== GIVEN TASK ==
Which lines in the records below contain the word "Shared"? Copy each one out.
** Begin MATERIAL FOR THIS EXERCISE **
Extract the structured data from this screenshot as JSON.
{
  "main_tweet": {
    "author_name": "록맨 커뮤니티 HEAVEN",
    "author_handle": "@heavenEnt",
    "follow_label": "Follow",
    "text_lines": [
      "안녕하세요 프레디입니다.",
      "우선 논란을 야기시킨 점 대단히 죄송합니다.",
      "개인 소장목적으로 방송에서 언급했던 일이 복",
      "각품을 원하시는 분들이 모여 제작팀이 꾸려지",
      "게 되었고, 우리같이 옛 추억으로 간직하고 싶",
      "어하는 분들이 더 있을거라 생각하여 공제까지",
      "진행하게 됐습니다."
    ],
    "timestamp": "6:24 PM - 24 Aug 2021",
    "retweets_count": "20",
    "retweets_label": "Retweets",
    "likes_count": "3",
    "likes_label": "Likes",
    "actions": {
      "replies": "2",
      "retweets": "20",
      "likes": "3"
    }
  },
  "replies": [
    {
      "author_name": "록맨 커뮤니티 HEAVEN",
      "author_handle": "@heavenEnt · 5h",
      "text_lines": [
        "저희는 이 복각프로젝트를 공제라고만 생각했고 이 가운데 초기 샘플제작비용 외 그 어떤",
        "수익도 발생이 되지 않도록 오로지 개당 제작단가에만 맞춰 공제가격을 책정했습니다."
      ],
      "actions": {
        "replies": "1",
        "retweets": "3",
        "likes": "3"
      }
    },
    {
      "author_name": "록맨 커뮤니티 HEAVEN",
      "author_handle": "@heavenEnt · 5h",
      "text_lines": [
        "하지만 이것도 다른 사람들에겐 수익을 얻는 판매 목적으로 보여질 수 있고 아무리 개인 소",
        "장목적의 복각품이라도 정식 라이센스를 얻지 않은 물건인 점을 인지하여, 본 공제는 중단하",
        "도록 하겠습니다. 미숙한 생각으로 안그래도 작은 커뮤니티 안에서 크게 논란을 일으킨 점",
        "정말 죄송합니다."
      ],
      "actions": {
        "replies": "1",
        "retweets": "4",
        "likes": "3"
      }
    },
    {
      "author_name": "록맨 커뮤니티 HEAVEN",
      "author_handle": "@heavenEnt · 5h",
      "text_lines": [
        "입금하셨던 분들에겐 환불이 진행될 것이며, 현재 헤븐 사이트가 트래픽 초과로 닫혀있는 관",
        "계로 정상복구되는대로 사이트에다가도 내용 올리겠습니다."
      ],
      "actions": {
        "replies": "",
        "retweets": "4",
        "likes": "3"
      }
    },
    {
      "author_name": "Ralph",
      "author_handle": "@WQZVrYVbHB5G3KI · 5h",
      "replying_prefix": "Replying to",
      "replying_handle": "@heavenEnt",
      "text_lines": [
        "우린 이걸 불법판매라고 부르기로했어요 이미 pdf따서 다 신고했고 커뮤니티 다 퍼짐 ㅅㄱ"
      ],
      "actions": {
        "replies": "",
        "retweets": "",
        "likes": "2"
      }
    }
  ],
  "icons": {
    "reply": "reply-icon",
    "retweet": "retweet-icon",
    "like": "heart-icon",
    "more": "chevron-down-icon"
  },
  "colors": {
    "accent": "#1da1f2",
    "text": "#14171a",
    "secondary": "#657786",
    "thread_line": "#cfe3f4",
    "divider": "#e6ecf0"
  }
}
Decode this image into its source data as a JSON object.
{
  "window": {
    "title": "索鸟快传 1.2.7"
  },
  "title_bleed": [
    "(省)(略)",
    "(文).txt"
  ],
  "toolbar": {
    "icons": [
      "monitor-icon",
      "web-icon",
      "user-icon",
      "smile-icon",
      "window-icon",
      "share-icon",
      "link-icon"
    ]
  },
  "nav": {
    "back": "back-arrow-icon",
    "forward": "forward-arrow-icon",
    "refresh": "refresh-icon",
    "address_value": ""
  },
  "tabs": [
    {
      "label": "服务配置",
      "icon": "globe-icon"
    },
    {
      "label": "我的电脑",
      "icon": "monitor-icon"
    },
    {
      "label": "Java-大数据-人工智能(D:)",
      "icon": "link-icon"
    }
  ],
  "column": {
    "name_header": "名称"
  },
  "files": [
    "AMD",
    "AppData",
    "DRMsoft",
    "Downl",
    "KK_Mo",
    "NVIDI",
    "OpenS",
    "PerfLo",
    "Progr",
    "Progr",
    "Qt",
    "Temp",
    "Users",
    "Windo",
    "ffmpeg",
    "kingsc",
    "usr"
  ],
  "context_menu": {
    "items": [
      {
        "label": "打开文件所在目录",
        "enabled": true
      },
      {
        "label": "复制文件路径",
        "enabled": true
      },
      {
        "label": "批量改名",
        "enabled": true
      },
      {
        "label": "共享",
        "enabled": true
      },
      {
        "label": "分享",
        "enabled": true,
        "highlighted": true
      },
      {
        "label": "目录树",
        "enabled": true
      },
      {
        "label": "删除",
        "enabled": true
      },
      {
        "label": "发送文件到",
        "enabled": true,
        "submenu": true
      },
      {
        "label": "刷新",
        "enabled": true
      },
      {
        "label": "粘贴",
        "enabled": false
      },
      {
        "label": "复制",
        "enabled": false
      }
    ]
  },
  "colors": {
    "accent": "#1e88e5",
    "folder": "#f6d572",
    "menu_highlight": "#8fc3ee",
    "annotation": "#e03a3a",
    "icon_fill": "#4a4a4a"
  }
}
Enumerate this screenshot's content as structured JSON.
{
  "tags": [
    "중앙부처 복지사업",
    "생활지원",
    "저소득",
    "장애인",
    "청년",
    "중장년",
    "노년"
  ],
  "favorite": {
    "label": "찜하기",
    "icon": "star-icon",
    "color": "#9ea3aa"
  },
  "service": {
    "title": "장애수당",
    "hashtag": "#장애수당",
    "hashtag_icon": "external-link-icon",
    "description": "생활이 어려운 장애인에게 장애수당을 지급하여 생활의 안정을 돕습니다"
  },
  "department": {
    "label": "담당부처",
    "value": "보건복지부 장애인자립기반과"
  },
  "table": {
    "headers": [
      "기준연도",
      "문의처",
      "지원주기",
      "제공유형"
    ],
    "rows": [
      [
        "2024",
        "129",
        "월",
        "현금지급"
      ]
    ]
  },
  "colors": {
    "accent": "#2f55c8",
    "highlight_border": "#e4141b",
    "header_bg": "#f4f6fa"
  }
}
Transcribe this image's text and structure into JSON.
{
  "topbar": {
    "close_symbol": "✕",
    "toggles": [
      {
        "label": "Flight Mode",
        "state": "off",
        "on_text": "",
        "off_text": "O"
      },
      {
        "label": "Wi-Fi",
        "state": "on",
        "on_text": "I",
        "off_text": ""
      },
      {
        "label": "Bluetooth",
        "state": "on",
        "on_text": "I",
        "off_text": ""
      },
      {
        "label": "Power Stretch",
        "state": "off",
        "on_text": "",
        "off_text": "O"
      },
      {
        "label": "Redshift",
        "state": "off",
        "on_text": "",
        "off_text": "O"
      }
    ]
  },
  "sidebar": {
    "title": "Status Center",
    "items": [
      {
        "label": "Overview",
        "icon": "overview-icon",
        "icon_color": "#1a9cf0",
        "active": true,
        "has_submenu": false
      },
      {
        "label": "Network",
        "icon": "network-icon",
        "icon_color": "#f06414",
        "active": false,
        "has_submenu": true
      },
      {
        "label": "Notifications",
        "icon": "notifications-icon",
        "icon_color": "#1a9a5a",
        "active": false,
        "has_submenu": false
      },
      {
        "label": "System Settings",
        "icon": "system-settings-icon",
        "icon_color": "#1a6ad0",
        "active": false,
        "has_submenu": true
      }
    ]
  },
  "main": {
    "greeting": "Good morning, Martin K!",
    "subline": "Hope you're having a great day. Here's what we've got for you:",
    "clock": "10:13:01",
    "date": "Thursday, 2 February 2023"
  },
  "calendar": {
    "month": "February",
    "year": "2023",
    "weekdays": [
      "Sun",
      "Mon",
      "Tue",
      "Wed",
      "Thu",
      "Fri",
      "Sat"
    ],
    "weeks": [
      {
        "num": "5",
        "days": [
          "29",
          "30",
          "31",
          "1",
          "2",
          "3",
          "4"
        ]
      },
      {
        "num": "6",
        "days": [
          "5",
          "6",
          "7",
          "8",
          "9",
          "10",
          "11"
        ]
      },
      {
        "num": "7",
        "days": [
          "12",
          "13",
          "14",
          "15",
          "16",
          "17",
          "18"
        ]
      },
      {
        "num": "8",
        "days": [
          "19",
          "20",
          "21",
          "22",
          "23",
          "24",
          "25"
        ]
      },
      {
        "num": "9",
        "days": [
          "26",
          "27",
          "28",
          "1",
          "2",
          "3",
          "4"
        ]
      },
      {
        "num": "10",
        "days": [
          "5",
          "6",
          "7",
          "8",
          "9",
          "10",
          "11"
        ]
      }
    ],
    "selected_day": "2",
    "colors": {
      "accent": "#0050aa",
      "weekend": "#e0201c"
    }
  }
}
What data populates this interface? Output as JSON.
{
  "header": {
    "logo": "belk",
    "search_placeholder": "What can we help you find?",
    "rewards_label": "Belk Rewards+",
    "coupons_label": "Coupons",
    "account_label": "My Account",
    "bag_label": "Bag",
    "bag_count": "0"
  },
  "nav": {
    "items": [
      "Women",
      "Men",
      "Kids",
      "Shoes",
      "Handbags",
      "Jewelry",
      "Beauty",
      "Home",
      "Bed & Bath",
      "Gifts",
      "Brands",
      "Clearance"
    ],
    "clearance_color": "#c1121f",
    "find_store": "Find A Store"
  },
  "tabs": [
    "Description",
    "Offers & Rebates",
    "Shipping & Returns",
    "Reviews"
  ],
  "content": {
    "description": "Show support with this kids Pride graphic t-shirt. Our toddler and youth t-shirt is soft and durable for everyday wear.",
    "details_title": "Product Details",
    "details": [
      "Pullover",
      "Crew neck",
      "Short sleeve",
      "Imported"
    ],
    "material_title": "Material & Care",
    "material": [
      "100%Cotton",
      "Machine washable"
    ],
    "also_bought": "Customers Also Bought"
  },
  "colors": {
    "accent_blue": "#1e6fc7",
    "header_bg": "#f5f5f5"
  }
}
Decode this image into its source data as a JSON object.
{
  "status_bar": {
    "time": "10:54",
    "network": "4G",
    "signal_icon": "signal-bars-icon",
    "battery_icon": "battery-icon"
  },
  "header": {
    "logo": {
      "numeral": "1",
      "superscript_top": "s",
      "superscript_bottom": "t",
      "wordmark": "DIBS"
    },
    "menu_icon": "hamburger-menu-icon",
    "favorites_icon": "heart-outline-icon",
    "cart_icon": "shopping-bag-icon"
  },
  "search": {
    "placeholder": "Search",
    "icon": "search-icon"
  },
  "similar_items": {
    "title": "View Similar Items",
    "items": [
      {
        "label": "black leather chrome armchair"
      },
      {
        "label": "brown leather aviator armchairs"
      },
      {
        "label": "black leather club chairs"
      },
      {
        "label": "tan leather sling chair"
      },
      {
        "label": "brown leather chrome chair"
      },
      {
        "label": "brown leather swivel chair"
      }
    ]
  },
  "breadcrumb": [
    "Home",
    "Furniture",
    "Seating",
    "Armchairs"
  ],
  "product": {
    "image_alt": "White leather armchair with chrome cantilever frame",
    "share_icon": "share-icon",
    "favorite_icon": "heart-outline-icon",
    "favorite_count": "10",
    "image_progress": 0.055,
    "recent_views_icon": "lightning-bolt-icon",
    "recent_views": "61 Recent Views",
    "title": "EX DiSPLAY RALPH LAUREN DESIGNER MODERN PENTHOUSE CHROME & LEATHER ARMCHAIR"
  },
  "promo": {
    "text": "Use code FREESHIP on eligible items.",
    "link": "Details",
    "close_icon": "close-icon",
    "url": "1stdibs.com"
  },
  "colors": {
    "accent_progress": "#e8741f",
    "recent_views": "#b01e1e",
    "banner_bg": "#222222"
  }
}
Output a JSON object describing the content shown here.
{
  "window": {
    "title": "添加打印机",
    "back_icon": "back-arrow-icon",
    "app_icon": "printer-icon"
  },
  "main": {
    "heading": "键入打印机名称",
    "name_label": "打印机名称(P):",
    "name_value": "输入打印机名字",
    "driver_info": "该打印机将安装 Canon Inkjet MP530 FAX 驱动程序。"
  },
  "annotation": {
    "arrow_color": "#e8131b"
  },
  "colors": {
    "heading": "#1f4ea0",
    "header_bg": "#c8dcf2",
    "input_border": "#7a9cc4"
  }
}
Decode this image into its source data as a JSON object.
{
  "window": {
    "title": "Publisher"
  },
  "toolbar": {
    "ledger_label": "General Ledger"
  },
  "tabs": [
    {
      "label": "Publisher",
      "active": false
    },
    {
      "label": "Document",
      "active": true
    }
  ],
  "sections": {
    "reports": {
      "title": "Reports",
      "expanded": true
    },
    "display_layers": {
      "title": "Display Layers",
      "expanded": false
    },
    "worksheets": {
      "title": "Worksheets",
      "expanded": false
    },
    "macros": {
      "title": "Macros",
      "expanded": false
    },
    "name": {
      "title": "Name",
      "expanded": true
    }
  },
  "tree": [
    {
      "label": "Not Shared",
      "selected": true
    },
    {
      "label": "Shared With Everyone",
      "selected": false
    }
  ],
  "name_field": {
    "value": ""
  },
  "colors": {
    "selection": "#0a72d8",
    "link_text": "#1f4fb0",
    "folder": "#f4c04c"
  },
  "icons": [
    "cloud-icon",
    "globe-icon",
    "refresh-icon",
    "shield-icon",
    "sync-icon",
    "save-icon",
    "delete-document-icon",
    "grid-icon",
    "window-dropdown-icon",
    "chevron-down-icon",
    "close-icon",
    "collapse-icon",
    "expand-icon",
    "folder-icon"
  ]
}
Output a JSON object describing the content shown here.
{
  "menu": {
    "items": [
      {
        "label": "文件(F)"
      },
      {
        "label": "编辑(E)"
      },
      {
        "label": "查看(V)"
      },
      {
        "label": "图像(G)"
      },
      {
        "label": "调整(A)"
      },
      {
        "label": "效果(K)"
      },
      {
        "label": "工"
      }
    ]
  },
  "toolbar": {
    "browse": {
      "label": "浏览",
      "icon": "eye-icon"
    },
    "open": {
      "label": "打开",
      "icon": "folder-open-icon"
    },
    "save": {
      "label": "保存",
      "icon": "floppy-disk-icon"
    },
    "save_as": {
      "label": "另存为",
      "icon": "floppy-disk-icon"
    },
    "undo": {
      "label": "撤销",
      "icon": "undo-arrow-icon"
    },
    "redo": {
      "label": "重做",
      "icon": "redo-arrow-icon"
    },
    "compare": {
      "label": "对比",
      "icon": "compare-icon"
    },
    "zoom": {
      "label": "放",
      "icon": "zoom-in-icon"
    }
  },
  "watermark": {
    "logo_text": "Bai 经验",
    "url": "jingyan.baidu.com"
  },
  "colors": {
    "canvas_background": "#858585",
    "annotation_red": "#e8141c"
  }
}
** End MATERIAL FOR THIS EXERCISE **
== FULL ANSWER ==
      "label": "Not Shared",
      "label": "Shared With Everyone",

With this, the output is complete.